WORK INSTRUCTIONS » From the records below, pull each line that has "image".

GIVEN RECORDS »
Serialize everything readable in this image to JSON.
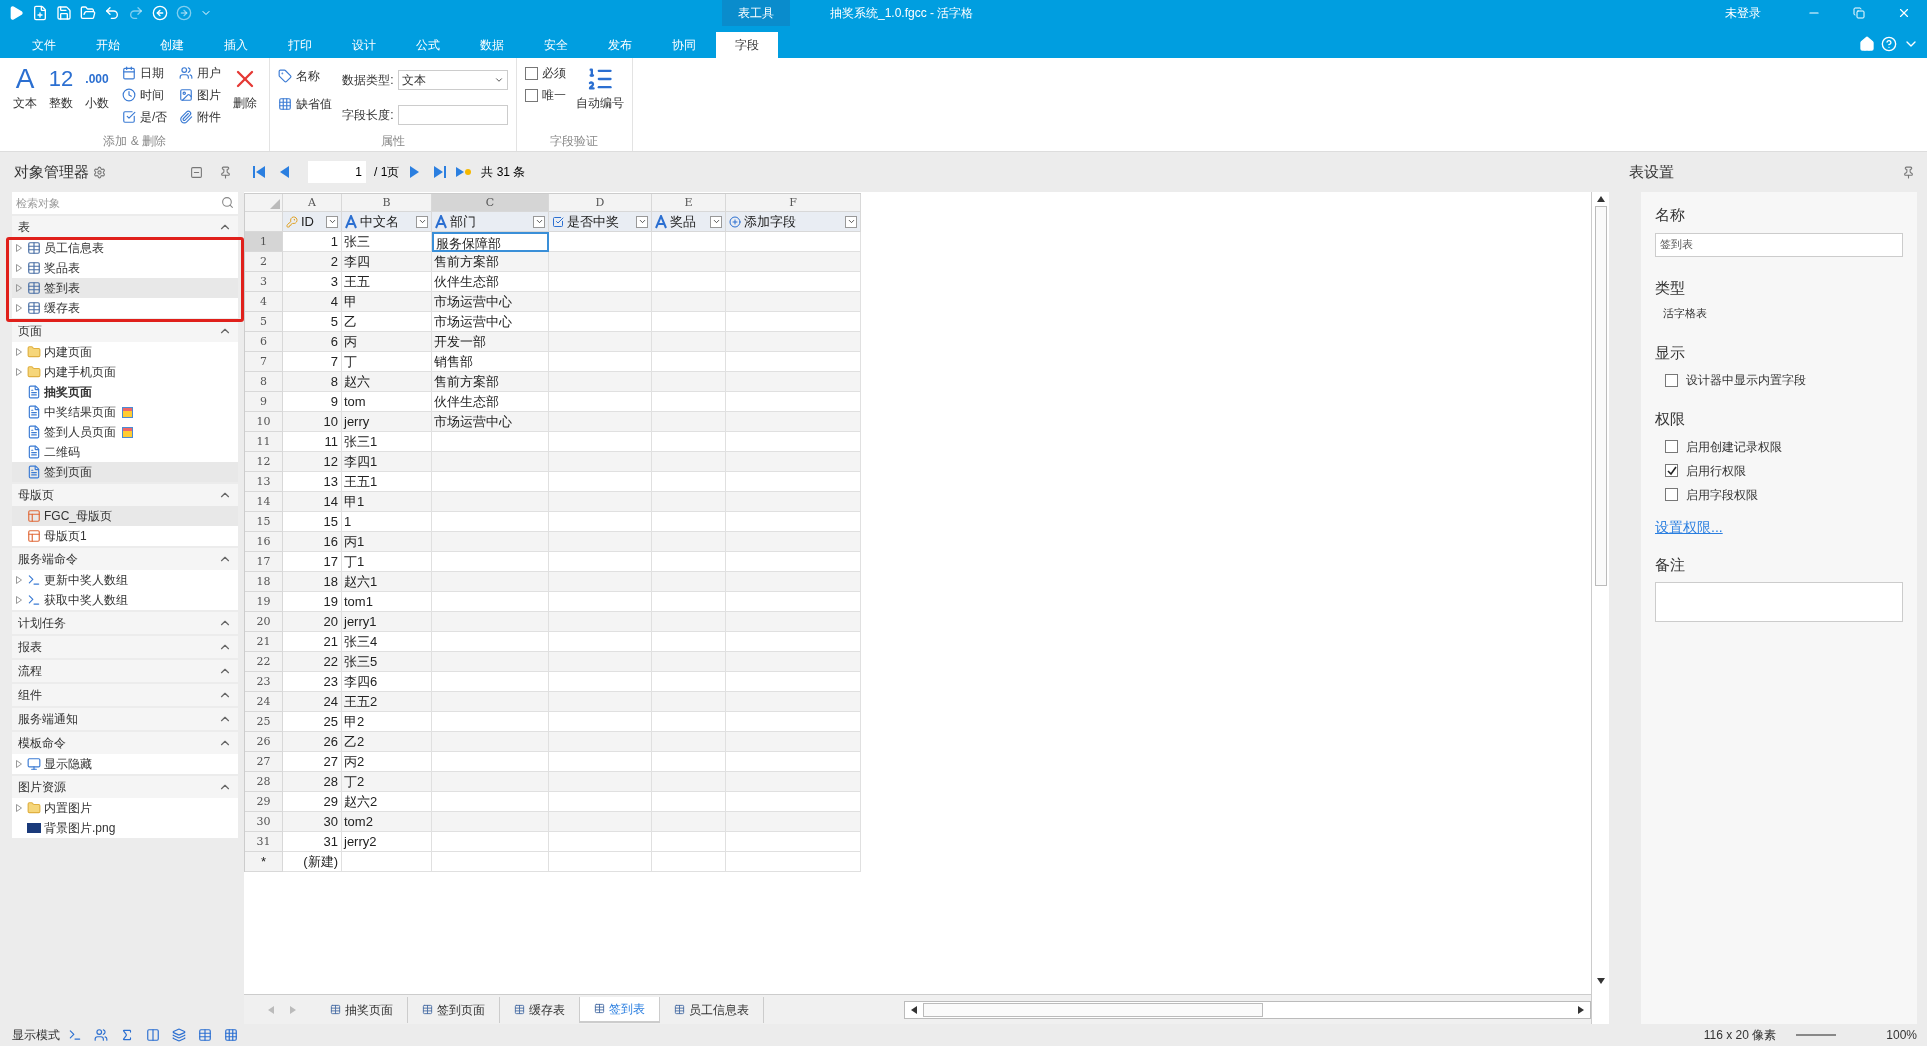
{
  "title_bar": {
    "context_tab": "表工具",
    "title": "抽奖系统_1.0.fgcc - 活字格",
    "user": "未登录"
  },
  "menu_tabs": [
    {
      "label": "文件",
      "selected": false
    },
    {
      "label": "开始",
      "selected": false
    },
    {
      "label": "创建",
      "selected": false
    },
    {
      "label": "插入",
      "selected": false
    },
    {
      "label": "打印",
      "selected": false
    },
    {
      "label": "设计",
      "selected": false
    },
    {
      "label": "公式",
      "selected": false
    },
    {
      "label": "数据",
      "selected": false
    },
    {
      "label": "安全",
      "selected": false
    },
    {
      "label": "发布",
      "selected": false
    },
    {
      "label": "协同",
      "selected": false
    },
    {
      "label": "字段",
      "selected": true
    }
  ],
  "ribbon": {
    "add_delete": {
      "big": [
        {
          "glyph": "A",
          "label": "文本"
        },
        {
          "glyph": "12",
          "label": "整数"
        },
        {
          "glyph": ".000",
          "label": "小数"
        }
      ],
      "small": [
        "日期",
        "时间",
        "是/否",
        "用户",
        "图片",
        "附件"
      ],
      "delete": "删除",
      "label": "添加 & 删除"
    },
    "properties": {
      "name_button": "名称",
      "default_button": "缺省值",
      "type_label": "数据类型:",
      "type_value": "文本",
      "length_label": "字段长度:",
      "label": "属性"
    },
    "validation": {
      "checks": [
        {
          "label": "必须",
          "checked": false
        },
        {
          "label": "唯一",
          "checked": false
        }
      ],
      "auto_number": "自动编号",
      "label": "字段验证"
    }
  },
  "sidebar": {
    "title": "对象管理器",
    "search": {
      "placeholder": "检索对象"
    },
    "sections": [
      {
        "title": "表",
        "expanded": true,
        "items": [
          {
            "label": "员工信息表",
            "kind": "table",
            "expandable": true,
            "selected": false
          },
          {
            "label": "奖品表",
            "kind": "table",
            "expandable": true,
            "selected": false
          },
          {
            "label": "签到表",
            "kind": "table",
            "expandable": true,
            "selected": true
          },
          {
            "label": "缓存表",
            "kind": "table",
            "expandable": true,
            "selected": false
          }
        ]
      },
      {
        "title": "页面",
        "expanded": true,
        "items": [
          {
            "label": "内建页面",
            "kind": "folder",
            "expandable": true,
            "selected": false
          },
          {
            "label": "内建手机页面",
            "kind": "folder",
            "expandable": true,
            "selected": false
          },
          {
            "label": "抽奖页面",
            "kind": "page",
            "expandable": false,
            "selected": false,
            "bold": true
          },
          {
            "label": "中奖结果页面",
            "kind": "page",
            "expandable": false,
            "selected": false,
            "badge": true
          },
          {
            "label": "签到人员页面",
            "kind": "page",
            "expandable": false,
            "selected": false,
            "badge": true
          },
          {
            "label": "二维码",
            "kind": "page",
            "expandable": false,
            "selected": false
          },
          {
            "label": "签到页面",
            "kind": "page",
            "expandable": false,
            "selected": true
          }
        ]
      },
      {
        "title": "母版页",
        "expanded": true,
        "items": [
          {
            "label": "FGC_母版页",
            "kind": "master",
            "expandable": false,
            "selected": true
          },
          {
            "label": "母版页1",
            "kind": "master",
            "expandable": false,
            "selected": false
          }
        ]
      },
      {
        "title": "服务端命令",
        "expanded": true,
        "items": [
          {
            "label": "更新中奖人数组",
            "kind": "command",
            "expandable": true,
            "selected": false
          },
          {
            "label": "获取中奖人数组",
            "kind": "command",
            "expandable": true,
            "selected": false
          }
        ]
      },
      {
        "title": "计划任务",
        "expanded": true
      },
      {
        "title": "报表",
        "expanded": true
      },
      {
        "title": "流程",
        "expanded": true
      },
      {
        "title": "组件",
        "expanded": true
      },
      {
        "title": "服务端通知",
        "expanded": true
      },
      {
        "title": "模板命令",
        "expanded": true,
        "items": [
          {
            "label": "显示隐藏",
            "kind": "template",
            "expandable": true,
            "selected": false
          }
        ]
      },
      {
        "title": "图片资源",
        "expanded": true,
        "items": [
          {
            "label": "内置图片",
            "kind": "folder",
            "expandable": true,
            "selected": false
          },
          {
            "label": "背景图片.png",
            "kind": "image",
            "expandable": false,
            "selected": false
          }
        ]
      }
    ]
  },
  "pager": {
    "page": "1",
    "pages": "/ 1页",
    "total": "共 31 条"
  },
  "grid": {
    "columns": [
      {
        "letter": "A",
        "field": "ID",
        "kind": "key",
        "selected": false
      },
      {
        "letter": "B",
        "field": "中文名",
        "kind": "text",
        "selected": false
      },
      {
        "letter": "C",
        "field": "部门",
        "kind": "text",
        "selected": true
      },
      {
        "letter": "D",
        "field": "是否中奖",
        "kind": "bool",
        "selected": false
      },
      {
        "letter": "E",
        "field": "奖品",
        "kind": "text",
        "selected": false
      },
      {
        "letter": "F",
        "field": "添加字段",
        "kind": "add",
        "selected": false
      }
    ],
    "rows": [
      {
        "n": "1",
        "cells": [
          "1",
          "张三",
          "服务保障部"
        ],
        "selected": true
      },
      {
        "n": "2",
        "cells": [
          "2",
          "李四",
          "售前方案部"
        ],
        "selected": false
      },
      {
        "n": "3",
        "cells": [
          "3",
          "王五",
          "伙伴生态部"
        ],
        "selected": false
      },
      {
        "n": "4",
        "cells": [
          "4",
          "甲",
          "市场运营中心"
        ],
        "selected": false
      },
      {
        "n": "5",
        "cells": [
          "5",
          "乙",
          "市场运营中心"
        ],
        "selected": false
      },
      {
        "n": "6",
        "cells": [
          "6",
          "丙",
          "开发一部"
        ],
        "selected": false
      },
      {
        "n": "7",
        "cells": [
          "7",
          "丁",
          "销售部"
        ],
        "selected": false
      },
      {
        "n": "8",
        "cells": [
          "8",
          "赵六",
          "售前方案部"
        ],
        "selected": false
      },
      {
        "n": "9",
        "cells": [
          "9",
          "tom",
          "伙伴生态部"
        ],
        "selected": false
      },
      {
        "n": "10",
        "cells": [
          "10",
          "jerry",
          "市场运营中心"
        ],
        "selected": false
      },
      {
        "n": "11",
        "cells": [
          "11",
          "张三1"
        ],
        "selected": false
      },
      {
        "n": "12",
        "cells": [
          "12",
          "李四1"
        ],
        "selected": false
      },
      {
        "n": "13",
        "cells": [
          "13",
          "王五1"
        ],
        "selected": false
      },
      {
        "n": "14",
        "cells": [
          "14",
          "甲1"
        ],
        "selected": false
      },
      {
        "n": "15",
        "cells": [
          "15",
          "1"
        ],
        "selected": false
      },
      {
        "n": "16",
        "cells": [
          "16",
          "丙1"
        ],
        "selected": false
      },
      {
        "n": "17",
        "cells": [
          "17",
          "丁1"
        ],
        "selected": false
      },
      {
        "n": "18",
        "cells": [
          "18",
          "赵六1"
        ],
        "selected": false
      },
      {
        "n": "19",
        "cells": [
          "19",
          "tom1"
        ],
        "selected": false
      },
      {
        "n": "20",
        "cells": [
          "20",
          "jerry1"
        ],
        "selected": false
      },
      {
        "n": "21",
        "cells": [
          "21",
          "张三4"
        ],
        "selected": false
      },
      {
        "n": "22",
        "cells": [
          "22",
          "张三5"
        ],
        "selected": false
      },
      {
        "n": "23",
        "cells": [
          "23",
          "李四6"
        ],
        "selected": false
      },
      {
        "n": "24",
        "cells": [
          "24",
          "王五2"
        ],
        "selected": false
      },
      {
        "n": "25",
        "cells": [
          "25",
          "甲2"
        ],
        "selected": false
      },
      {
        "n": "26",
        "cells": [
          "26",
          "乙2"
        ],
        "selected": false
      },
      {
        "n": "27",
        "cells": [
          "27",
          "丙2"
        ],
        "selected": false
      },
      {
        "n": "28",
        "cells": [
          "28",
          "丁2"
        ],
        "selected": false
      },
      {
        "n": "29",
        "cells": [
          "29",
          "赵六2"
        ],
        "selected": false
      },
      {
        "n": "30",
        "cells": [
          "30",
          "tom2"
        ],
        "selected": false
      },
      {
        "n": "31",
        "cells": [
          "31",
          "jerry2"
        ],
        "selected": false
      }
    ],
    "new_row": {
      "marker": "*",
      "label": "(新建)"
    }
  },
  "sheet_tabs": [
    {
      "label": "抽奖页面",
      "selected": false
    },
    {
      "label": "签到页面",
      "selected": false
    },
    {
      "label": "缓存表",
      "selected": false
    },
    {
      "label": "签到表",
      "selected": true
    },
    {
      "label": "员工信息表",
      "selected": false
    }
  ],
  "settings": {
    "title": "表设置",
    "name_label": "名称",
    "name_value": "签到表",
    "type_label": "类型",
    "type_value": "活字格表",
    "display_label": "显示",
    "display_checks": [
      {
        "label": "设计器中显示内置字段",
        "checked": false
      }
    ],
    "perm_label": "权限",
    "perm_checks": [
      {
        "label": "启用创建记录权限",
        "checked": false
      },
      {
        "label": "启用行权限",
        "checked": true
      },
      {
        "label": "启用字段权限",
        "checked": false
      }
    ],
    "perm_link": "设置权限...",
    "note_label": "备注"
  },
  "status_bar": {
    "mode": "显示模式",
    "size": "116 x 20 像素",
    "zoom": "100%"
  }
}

TASK OUTPUT »
Serialize everything readable in this image to JSON.
            "kind": "image",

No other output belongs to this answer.